■ Task to complete
Each entry must be given again exactly; images do not belong in the copy.
::::::::::
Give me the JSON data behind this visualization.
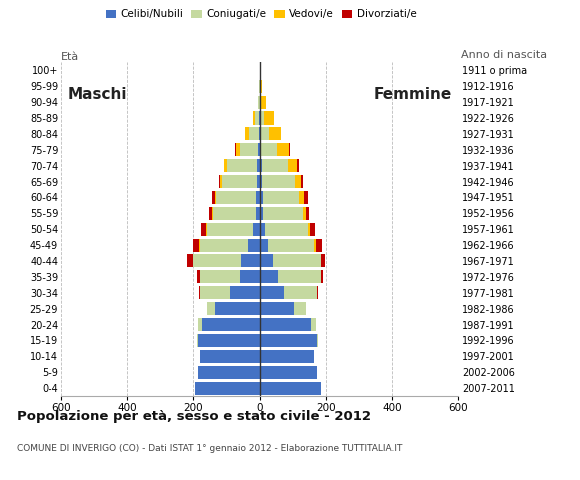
{
  "age_groups": [
    "100+",
    "95-99",
    "90-94",
    "85-89",
    "80-84",
    "75-79",
    "70-74",
    "65-69",
    "60-64",
    "55-59",
    "50-54",
    "45-49",
    "40-44",
    "35-39",
    "30-34",
    "25-29",
    "20-24",
    "15-19",
    "10-14",
    "5-9",
    "0-4"
  ],
  "birth_years": [
    "1911 o prima",
    "1912-1916",
    "1917-1921",
    "1922-1926",
    "1927-1931",
    "1932-1936",
    "1937-1941",
    "1942-1946",
    "1947-1951",
    "1952-1956",
    "1957-1961",
    "1962-1966",
    "1967-1971",
    "1972-1976",
    "1977-1981",
    "1982-1986",
    "1987-1991",
    "1992-1996",
    "1997-2001",
    "2002-2006",
    "2007-2011"
  ],
  "male": {
    "celibi": [
      0,
      0,
      0,
      2,
      3,
      4,
      8,
      8,
      12,
      12,
      20,
      35,
      55,
      60,
      90,
      135,
      175,
      185,
      180,
      185,
      195
    ],
    "coniugati": [
      0,
      2,
      4,
      12,
      30,
      55,
      90,
      105,
      120,
      130,
      140,
      145,
      145,
      120,
      90,
      25,
      10,
      3,
      0,
      0,
      0
    ],
    "vedovi": [
      0,
      0,
      2,
      5,
      10,
      12,
      8,
      5,
      3,
      2,
      2,
      2,
      1,
      0,
      0,
      0,
      0,
      0,
      0,
      0,
      0
    ],
    "divorziati": [
      0,
      0,
      0,
      0,
      0,
      3,
      2,
      3,
      10,
      8,
      15,
      18,
      18,
      10,
      3,
      0,
      0,
      0,
      0,
      0,
      0
    ]
  },
  "female": {
    "nubili": [
      0,
      0,
      0,
      1,
      2,
      3,
      6,
      8,
      10,
      10,
      15,
      25,
      40,
      55,
      75,
      105,
      155,
      175,
      165,
      175,
      185
    ],
    "coniugate": [
      0,
      2,
      5,
      12,
      28,
      50,
      80,
      98,
      110,
      120,
      130,
      140,
      145,
      130,
      100,
      35,
      15,
      3,
      0,
      0,
      0
    ],
    "vedove": [
      0,
      5,
      15,
      30,
      35,
      35,
      28,
      20,
      15,
      10,
      8,
      5,
      2,
      0,
      0,
      0,
      0,
      0,
      0,
      0,
      0
    ],
    "divorziate": [
      0,
      0,
      0,
      0,
      0,
      5,
      5,
      5,
      12,
      8,
      15,
      18,
      10,
      8,
      3,
      0,
      0,
      0,
      0,
      0,
      0
    ]
  },
  "colors": {
    "celibi": "#4472c4",
    "coniugati": "#c5d9a0",
    "vedovi": "#ffc000",
    "divorziati": "#c00000"
  },
  "xlim": 600,
  "xticks": [
    -600,
    -400,
    -200,
    0,
    200,
    400,
    600
  ],
  "xtick_labels": [
    "600",
    "400",
    "200",
    "0",
    "200",
    "400",
    "600"
  ],
  "title": "Popolazione per età, sesso e stato civile - 2012",
  "subtitle": "COMUNE DI INVERIGO (CO) - Dati ISTAT 1° gennaio 2012 - Elaborazione TUTTITALIA.IT",
  "label_eta": "Età",
  "label_anno": "Anno di nascita",
  "label_maschi": "Maschi",
  "label_femmine": "Femmine",
  "legend_labels": [
    "Celibi/Nubili",
    "Coniugati/e",
    "Vedovi/e",
    "Divorziati/e"
  ]
}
::::::::::
■ Correct result
Give me the JSON data behind this visualization.
{
  "age_groups": [
    "100+",
    "95-99",
    "90-94",
    "85-89",
    "80-84",
    "75-79",
    "70-74",
    "65-69",
    "60-64",
    "55-59",
    "50-54",
    "45-49",
    "40-44",
    "35-39",
    "30-34",
    "25-29",
    "20-24",
    "15-19",
    "10-14",
    "5-9",
    "0-4"
  ],
  "birth_years": [
    "1911 o prima",
    "1912-1916",
    "1917-1921",
    "1922-1926",
    "1927-1931",
    "1932-1936",
    "1937-1941",
    "1942-1946",
    "1947-1951",
    "1952-1956",
    "1957-1961",
    "1962-1966",
    "1967-1971",
    "1972-1976",
    "1977-1981",
    "1982-1986",
    "1987-1991",
    "1992-1996",
    "1997-2001",
    "2002-2006",
    "2007-2011"
  ],
  "male": {
    "celibi": [
      0,
      0,
      0,
      2,
      3,
      4,
      8,
      8,
      12,
      12,
      20,
      35,
      55,
      60,
      90,
      135,
      175,
      185,
      180,
      185,
      195
    ],
    "coniugati": [
      0,
      2,
      4,
      12,
      30,
      55,
      90,
      105,
      120,
      130,
      140,
      145,
      145,
      120,
      90,
      25,
      10,
      3,
      0,
      0,
      0
    ],
    "vedovi": [
      0,
      0,
      2,
      5,
      10,
      12,
      8,
      5,
      3,
      2,
      2,
      2,
      1,
      0,
      0,
      0,
      0,
      0,
      0,
      0,
      0
    ],
    "divorziati": [
      0,
      0,
      0,
      0,
      0,
      3,
      2,
      3,
      10,
      8,
      15,
      18,
      18,
      10,
      3,
      0,
      0,
      0,
      0,
      0,
      0
    ]
  },
  "female": {
    "nubili": [
      0,
      0,
      0,
      1,
      2,
      3,
      6,
      8,
      10,
      10,
      15,
      25,
      40,
      55,
      75,
      105,
      155,
      175,
      165,
      175,
      185
    ],
    "coniugate": [
      0,
      2,
      5,
      12,
      28,
      50,
      80,
      98,
      110,
      120,
      130,
      140,
      145,
      130,
      100,
      35,
      15,
      3,
      0,
      0,
      0
    ],
    "vedove": [
      0,
      5,
      15,
      30,
      35,
      35,
      28,
      20,
      15,
      10,
      8,
      5,
      2,
      0,
      0,
      0,
      0,
      0,
      0,
      0,
      0
    ],
    "divorziate": [
      0,
      0,
      0,
      0,
      0,
      5,
      5,
      5,
      12,
      8,
      15,
      18,
      10,
      8,
      3,
      0,
      0,
      0,
      0,
      0,
      0
    ]
  },
  "colors": {
    "celibi": "#4472c4",
    "coniugati": "#c5d9a0",
    "vedovi": "#ffc000",
    "divorziati": "#c00000"
  },
  "xlim": 600,
  "xticks": [
    -600,
    -400,
    -200,
    0,
    200,
    400,
    600
  ],
  "xtick_labels": [
    "600",
    "400",
    "200",
    "0",
    "200",
    "400",
    "600"
  ],
  "title": "Popolazione per età, sesso e stato civile - 2012",
  "subtitle": "COMUNE DI INVERIGO (CO) - Dati ISTAT 1° gennaio 2012 - Elaborazione TUTTITALIA.IT",
  "label_eta": "Età",
  "label_anno": "Anno di nascita",
  "label_maschi": "Maschi",
  "label_femmine": "Femmine",
  "legend_labels": [
    "Celibi/Nubili",
    "Coniugati/e",
    "Vedovi/e",
    "Divorziati/e"
  ]
}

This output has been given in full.